[Dataset entries on figures]
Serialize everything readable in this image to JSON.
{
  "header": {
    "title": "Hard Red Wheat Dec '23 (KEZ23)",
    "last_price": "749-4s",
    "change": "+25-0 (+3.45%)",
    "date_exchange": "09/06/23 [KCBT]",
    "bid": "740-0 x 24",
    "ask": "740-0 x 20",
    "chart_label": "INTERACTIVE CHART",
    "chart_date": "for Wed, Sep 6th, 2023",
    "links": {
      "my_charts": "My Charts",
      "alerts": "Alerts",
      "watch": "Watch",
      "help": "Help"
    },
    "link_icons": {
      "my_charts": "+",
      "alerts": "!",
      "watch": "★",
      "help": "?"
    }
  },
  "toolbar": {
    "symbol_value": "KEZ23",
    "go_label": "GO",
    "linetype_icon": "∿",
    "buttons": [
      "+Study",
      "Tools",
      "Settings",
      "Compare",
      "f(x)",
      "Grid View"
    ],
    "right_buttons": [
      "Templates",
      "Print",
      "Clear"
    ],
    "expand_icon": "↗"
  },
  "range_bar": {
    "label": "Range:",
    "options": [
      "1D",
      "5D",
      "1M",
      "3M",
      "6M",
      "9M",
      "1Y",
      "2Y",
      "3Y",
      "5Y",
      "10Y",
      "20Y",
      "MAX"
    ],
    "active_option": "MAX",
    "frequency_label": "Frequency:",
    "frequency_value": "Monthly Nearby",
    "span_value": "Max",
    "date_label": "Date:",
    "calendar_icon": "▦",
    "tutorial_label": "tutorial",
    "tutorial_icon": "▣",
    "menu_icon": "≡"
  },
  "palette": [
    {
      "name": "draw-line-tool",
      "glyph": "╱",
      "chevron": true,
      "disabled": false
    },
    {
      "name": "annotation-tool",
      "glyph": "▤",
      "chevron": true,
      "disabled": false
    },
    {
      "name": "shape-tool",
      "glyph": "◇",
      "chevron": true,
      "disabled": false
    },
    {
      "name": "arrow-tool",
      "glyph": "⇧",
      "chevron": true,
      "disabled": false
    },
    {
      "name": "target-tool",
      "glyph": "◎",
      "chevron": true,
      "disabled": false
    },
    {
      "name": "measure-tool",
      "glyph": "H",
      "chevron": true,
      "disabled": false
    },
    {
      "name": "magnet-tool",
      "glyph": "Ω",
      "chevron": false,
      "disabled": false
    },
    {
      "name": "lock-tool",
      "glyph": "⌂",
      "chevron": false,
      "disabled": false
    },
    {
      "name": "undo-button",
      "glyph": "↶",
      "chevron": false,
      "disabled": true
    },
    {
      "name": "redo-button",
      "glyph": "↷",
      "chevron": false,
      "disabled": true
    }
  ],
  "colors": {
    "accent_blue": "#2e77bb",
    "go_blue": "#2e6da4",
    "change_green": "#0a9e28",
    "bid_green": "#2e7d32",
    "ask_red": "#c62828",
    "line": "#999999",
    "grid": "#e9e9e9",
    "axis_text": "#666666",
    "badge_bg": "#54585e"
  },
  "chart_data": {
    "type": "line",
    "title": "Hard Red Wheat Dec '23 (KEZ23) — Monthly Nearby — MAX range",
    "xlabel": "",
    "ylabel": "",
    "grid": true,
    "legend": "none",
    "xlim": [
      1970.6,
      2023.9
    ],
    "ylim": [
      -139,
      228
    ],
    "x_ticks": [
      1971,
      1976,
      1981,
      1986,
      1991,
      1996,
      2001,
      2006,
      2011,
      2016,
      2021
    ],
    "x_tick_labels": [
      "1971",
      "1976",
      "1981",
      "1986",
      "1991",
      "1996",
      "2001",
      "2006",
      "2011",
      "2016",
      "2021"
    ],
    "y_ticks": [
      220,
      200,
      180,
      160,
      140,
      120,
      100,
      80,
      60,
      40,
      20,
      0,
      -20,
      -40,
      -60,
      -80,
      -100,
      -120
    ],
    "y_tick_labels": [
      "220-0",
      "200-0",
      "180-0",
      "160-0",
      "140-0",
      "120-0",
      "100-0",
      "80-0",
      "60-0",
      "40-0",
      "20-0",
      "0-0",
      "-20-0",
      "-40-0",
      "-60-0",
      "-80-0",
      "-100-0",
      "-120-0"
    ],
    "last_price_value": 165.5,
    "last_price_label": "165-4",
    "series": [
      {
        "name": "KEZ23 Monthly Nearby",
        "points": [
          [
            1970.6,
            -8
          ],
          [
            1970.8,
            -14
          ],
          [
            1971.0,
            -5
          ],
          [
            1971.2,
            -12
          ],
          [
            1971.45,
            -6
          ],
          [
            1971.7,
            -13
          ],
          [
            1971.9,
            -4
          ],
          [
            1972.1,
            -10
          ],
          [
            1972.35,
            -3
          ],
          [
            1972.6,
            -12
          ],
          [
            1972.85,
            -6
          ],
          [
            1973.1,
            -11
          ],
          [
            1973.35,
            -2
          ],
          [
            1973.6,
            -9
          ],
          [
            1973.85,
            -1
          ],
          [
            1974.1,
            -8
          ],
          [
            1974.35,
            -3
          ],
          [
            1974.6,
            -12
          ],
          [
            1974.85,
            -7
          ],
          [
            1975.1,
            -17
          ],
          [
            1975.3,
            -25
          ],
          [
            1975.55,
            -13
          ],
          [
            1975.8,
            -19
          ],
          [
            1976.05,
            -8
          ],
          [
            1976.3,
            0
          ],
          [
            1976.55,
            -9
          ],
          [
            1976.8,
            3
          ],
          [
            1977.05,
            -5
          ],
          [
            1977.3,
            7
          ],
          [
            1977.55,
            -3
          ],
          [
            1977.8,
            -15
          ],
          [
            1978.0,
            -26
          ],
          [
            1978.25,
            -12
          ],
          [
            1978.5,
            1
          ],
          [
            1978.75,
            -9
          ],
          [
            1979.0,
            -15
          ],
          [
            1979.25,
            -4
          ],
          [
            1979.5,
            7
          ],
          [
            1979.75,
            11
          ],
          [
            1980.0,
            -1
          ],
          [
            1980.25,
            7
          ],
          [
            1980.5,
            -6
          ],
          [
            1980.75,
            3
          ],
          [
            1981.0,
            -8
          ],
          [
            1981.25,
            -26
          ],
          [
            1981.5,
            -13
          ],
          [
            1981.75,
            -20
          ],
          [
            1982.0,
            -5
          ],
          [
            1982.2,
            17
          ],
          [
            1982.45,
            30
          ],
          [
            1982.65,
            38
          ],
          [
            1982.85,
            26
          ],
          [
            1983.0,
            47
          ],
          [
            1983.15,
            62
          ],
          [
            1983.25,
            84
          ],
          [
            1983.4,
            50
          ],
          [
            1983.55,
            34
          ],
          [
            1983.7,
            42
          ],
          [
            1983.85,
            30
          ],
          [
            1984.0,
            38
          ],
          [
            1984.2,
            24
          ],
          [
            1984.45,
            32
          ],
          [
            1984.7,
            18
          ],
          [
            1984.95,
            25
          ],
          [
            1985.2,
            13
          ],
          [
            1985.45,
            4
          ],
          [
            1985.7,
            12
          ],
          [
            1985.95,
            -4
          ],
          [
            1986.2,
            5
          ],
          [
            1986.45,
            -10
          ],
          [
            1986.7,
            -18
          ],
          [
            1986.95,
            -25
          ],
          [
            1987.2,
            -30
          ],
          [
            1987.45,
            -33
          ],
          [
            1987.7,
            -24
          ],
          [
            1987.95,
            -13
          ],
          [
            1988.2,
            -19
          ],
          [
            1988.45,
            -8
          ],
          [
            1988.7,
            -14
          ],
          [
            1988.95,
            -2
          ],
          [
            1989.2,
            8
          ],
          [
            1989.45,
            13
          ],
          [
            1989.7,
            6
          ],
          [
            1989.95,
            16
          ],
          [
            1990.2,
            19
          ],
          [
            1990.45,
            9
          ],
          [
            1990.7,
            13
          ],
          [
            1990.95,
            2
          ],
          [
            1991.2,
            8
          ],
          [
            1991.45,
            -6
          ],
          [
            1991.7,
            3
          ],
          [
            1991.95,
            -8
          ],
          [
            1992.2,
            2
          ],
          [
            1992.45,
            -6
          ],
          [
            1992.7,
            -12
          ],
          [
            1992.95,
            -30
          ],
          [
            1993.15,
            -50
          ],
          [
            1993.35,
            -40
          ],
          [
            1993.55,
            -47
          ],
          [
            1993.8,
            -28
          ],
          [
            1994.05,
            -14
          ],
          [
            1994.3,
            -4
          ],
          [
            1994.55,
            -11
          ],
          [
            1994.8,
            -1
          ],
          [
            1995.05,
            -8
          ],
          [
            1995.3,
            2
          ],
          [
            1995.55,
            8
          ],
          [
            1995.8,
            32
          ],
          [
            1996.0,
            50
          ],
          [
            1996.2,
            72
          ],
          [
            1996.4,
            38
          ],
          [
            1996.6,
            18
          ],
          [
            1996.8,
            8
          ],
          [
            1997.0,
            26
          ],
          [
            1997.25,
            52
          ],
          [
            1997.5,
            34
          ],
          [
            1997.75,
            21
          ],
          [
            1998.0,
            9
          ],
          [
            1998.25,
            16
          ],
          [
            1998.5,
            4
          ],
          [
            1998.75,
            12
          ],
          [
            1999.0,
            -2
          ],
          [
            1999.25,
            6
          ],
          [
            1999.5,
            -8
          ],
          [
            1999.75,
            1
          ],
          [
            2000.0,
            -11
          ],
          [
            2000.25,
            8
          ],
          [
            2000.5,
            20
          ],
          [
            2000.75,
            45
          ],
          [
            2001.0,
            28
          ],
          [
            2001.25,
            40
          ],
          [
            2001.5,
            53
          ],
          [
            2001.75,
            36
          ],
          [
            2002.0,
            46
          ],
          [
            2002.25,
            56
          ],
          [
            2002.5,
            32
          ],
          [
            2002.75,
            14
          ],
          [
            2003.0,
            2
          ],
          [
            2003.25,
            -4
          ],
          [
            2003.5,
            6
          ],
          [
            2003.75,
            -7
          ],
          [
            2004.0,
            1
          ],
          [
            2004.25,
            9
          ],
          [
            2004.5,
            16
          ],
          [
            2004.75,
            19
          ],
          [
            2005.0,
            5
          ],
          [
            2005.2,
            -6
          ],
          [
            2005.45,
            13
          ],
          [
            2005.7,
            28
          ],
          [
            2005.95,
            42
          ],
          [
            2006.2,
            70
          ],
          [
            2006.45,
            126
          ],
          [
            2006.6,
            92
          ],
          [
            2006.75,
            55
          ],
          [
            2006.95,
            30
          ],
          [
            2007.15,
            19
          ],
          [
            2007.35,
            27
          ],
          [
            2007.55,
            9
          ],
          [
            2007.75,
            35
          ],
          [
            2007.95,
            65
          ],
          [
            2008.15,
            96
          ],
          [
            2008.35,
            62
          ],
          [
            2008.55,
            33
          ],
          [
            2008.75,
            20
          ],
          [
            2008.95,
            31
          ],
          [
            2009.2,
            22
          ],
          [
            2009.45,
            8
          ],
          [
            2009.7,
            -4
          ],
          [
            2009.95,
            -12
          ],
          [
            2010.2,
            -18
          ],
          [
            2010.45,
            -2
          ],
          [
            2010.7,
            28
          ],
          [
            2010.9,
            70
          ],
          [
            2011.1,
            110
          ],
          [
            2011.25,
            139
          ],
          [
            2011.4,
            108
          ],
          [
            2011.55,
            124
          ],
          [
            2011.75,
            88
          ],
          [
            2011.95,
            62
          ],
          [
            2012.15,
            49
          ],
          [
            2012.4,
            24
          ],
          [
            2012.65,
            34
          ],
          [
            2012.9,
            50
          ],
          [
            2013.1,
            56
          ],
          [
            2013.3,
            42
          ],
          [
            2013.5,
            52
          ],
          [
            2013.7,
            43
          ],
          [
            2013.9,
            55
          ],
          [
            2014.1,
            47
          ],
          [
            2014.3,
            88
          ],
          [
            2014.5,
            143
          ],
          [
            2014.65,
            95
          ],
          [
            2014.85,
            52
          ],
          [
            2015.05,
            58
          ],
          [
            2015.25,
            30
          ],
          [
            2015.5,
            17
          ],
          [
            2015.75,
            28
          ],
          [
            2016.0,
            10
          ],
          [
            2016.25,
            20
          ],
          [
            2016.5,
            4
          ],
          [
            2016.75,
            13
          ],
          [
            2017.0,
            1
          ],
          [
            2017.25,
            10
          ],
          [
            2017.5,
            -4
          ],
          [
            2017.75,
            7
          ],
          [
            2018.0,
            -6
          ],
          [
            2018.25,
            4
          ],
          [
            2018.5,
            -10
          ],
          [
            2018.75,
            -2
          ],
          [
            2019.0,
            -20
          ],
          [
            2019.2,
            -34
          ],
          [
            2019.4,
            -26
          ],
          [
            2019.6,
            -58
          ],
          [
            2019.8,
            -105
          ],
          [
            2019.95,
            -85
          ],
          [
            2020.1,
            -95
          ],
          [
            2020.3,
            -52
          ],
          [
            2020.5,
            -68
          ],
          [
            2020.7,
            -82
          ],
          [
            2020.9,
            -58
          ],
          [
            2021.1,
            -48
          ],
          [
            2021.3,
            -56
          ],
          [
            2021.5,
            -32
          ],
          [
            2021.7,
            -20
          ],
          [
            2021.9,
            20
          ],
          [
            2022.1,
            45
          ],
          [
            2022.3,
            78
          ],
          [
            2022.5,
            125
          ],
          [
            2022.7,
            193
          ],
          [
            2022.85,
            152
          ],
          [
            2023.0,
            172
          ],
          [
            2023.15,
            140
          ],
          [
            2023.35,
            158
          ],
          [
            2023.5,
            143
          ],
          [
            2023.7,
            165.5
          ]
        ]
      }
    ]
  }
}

**Exercise description**
Select every line in the material above where the string "name" occurs, and copy it.

**Exercise solution**
      "name": "draw-line-tool",
      "name": "annotation-tool",
      "name": "shape-tool",
      "name": "arrow-tool",
      "name": "target-tool",
      "name": "measure-tool",
      "name": "magnet-tool",
      "name": "lock-tool",
      "name": "undo-button",
      "name": "redo-button",
        "name": "KEZ23 Monthly Nearby",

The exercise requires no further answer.